··· Exercise material

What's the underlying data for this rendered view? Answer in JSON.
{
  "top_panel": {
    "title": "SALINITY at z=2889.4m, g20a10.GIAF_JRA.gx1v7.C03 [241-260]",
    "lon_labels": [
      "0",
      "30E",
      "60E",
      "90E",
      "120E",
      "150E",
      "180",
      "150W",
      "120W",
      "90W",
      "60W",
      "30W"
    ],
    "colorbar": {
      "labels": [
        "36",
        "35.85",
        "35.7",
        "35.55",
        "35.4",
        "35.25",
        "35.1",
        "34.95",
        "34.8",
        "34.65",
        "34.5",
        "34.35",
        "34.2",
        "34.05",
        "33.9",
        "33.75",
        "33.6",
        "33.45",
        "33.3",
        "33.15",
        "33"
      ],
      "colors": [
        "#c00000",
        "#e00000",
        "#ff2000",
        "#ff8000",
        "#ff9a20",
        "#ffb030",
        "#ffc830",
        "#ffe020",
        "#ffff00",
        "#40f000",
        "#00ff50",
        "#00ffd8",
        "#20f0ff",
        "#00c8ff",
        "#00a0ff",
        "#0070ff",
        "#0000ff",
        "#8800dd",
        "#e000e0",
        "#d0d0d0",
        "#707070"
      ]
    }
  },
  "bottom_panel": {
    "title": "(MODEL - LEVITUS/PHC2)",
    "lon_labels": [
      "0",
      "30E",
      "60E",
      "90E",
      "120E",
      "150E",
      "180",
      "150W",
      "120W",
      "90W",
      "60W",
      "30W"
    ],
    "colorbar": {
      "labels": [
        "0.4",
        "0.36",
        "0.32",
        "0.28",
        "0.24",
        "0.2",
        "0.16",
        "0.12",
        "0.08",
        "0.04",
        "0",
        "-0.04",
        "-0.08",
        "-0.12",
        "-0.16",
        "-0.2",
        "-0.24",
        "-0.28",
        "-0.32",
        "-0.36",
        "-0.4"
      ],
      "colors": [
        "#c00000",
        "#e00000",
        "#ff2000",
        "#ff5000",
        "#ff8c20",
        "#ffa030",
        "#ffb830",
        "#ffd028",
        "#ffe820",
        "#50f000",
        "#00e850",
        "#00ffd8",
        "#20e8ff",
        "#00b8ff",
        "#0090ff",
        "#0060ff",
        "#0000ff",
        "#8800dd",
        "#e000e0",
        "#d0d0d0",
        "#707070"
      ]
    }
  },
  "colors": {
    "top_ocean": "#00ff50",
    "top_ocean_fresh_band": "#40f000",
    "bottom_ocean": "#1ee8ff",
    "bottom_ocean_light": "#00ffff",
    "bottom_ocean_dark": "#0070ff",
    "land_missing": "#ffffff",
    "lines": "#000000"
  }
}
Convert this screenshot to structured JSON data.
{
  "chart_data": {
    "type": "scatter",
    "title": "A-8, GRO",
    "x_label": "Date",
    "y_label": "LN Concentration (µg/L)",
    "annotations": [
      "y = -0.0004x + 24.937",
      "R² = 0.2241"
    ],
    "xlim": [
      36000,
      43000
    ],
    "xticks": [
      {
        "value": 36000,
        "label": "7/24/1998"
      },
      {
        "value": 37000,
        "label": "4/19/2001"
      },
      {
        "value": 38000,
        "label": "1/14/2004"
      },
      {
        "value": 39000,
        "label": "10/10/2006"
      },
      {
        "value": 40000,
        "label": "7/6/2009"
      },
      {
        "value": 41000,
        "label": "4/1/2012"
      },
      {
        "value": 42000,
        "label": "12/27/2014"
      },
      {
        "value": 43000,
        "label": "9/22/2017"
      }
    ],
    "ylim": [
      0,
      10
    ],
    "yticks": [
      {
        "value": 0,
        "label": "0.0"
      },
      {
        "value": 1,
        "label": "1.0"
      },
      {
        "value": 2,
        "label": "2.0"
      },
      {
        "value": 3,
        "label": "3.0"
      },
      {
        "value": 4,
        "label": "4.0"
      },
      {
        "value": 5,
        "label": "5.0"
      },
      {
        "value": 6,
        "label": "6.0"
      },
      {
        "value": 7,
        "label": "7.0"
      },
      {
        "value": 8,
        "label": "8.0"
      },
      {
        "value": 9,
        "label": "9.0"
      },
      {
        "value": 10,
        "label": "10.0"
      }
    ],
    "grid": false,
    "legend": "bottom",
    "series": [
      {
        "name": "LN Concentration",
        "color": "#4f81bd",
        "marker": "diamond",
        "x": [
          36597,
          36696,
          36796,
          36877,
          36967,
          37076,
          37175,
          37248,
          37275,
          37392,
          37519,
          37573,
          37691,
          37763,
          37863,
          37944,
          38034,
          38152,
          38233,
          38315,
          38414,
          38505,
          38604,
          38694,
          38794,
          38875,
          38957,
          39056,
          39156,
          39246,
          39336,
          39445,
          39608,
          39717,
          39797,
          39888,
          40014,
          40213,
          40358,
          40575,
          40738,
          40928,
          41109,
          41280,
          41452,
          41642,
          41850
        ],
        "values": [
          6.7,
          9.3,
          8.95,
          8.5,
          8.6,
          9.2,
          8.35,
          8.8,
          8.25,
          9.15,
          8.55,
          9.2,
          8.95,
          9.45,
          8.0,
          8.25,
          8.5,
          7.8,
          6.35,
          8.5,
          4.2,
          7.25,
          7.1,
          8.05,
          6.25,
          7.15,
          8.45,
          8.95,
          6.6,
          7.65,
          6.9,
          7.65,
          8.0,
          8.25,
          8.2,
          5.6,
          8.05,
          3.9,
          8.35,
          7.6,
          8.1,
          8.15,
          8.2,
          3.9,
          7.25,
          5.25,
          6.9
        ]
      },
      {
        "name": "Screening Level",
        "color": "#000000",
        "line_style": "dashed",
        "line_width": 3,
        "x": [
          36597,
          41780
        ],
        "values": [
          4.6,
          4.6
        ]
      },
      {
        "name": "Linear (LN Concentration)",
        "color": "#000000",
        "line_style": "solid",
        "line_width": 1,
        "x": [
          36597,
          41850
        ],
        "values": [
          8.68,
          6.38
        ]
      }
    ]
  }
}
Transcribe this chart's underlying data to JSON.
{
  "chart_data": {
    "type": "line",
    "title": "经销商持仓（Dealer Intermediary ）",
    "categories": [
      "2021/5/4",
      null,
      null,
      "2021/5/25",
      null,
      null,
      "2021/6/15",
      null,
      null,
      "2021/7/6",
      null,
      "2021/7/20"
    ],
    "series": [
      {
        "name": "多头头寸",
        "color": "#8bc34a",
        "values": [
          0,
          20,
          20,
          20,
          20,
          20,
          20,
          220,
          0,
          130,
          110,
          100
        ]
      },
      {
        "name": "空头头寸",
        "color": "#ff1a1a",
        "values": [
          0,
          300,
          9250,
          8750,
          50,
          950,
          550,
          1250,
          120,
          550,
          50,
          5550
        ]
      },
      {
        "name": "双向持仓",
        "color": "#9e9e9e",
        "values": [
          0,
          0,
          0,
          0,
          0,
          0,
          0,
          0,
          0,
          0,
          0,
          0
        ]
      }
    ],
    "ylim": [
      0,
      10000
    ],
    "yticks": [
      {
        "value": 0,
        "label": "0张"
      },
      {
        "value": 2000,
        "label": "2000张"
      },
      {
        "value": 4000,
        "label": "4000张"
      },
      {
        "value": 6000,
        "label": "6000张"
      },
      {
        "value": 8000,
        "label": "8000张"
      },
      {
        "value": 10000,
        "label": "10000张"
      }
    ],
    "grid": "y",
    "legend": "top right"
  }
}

······

▸ Requirement: Pick out every line holding the string "Concentration" and return it.

▸ Written solution:
    "y_label": "LN Concentration (µg/L)",
        "name": "LN Concentration",
        "name": "Linear (LN Concentration)",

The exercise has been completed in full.